### Figure data in JSON
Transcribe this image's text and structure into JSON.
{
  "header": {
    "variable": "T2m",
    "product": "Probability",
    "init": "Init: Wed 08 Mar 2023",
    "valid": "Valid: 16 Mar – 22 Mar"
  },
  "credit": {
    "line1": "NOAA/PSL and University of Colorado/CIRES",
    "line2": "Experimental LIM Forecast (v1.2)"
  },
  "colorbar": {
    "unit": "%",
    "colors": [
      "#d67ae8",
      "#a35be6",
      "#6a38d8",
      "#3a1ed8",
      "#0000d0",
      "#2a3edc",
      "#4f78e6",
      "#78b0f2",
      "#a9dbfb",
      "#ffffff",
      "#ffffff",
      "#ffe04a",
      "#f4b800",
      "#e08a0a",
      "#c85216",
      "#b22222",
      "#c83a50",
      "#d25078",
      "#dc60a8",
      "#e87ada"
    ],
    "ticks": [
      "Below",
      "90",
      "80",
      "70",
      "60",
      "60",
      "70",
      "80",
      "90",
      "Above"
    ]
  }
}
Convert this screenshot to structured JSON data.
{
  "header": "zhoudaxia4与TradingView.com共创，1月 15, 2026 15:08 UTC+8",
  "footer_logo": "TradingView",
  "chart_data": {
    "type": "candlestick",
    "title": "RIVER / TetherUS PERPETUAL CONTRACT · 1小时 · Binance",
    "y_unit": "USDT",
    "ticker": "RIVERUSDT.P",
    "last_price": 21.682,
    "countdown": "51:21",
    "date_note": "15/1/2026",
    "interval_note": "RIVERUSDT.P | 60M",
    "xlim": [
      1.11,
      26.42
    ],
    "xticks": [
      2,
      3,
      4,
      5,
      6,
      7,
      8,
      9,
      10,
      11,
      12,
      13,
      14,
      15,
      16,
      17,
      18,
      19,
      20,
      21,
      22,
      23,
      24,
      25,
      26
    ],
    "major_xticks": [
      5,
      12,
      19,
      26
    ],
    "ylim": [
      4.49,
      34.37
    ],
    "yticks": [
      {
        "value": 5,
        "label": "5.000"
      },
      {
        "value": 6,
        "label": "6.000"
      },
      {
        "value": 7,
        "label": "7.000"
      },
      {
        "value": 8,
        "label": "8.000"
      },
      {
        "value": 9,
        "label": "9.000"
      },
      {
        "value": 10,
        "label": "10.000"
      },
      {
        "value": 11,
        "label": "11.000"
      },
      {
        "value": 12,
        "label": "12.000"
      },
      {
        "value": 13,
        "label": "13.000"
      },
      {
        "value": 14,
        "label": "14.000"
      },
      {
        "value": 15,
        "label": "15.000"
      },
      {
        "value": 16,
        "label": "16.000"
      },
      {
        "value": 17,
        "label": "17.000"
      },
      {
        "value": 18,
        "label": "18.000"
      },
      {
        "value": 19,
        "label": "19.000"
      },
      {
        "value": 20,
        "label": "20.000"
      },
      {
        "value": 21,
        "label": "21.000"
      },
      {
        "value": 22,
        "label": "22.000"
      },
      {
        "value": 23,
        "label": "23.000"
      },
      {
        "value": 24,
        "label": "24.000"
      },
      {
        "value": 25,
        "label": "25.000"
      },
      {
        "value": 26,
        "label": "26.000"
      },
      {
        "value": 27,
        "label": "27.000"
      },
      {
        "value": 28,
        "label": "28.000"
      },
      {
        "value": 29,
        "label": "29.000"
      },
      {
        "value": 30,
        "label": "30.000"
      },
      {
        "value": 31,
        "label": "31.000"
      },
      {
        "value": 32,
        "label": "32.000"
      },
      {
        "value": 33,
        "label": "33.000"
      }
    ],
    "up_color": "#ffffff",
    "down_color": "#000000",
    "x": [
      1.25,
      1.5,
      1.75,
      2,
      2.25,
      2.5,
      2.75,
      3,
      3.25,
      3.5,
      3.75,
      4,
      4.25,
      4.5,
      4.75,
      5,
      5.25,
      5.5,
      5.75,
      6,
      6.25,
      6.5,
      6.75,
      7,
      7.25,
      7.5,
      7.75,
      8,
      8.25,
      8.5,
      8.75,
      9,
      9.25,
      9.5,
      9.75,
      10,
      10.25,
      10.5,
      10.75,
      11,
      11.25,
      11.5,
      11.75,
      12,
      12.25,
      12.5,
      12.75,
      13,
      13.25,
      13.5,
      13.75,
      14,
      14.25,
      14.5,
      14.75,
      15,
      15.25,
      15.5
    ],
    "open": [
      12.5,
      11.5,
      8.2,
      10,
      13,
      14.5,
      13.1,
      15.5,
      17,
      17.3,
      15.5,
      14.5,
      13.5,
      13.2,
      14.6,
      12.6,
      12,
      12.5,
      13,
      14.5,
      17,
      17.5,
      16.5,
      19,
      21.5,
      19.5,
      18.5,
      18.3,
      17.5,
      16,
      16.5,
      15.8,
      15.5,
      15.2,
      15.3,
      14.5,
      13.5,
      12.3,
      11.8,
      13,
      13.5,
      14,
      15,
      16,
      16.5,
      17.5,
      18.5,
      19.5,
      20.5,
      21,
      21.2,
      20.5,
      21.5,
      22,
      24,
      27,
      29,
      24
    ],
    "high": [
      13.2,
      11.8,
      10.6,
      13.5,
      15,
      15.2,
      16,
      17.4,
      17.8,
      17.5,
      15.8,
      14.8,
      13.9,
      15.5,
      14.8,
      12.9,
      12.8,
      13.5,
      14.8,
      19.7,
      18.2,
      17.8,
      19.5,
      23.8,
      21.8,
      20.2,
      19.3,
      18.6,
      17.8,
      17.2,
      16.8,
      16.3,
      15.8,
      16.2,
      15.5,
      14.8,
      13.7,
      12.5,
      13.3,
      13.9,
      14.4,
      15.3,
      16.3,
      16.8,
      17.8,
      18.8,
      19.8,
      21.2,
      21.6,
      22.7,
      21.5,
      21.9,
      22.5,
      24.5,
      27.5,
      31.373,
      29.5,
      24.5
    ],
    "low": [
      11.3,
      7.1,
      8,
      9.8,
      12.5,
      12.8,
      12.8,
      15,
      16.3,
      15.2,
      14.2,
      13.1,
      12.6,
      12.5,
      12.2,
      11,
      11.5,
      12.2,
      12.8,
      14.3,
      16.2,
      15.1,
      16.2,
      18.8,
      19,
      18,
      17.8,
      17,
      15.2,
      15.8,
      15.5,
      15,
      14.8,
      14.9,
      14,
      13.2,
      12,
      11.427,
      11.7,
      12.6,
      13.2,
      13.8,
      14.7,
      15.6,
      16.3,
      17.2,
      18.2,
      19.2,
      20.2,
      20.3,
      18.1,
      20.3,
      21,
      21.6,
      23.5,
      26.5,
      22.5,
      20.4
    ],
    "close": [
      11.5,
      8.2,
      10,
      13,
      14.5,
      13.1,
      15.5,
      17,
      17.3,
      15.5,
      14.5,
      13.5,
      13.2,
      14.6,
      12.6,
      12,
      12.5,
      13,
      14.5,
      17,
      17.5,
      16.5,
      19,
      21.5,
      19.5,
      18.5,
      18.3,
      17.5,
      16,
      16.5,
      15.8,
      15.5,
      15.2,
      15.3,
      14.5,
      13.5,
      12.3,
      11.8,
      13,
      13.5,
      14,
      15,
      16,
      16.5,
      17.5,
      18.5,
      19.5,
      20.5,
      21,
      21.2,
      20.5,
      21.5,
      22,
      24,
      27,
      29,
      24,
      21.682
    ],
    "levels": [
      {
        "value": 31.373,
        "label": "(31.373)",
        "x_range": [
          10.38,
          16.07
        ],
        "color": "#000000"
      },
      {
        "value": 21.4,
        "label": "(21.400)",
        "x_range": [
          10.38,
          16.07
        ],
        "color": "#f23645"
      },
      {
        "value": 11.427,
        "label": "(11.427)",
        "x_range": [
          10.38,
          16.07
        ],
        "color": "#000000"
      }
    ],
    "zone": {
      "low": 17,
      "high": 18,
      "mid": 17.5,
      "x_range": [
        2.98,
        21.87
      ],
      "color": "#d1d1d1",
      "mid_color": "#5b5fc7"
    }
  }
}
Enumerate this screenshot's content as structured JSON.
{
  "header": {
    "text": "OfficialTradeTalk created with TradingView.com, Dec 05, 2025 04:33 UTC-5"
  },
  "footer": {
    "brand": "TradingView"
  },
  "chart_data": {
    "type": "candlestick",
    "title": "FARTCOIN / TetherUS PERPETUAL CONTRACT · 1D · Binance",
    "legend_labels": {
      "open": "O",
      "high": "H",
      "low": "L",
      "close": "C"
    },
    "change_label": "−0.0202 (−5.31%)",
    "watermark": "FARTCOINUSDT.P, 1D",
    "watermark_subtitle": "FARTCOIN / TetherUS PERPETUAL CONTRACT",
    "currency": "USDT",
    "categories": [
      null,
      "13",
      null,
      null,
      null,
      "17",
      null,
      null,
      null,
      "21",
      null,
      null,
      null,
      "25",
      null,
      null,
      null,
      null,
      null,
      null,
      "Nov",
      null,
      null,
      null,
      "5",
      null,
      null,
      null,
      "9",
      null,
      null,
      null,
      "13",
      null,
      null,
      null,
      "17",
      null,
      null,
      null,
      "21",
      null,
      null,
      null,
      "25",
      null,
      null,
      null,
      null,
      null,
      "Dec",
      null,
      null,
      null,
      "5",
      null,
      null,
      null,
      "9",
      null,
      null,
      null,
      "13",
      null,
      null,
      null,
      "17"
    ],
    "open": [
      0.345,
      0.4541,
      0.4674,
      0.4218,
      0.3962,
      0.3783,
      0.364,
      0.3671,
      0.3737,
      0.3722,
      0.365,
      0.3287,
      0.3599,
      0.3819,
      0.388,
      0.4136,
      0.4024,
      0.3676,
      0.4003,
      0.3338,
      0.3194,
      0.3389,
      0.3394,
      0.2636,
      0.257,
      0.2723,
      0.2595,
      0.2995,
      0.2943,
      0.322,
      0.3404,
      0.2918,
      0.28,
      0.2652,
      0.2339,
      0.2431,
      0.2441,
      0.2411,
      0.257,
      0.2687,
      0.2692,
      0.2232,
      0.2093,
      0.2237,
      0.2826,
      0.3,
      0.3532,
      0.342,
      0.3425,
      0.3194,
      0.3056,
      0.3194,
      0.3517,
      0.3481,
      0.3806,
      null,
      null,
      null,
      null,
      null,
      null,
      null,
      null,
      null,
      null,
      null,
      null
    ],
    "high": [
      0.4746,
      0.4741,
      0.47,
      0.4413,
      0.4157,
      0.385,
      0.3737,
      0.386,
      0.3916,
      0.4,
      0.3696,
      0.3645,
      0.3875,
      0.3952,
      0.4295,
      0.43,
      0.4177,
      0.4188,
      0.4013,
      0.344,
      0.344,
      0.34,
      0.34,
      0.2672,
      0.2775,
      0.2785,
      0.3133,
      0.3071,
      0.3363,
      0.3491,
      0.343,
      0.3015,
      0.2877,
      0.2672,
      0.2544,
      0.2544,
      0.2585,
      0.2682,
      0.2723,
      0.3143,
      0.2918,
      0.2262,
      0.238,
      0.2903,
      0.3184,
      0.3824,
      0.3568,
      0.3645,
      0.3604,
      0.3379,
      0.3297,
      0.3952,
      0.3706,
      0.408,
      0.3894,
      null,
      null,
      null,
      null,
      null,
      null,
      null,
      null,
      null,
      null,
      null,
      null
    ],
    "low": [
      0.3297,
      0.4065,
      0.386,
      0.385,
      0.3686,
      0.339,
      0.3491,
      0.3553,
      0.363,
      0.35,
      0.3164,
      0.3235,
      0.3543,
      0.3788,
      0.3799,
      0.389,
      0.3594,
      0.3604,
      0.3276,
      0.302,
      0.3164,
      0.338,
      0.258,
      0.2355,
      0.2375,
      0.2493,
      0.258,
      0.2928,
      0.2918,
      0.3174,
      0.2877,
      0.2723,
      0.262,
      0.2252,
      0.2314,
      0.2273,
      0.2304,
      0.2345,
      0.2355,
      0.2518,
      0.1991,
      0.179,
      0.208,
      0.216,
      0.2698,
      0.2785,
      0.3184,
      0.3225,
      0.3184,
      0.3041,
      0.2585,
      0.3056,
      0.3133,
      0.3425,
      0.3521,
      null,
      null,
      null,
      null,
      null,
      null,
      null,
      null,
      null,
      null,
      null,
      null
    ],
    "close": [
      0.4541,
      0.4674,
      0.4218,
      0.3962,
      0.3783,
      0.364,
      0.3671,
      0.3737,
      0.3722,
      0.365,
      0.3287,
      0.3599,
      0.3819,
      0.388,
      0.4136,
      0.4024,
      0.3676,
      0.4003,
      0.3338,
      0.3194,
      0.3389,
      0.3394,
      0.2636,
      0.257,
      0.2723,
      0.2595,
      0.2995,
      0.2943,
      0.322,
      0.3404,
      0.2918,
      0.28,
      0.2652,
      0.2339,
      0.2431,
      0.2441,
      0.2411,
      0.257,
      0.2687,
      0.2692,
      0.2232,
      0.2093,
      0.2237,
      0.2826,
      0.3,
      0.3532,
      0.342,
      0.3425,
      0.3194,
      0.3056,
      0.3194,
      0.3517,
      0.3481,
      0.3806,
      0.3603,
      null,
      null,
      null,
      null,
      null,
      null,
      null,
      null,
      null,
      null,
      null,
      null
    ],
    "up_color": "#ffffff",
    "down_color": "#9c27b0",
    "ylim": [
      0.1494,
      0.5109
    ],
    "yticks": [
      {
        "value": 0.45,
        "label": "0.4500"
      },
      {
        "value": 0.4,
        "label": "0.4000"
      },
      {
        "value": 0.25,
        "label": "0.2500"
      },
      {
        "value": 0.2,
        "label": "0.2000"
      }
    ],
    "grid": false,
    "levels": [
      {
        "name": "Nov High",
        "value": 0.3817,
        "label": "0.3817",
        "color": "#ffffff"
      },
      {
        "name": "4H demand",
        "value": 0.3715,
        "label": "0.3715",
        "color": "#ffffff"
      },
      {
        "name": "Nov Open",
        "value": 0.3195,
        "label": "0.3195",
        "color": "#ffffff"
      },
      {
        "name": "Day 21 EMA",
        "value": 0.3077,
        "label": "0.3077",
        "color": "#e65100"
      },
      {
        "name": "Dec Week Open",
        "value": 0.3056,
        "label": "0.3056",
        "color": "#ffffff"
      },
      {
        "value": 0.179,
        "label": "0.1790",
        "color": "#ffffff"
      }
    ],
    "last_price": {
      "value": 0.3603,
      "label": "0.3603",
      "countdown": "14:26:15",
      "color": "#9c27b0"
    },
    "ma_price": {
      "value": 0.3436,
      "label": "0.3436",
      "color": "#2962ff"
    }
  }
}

### The request
Report all lines of the data that include the word "screenshot".

### Complete response
Convert this screenshot to structured JSON data.
Enumerate this screenshot's content as structured JSON.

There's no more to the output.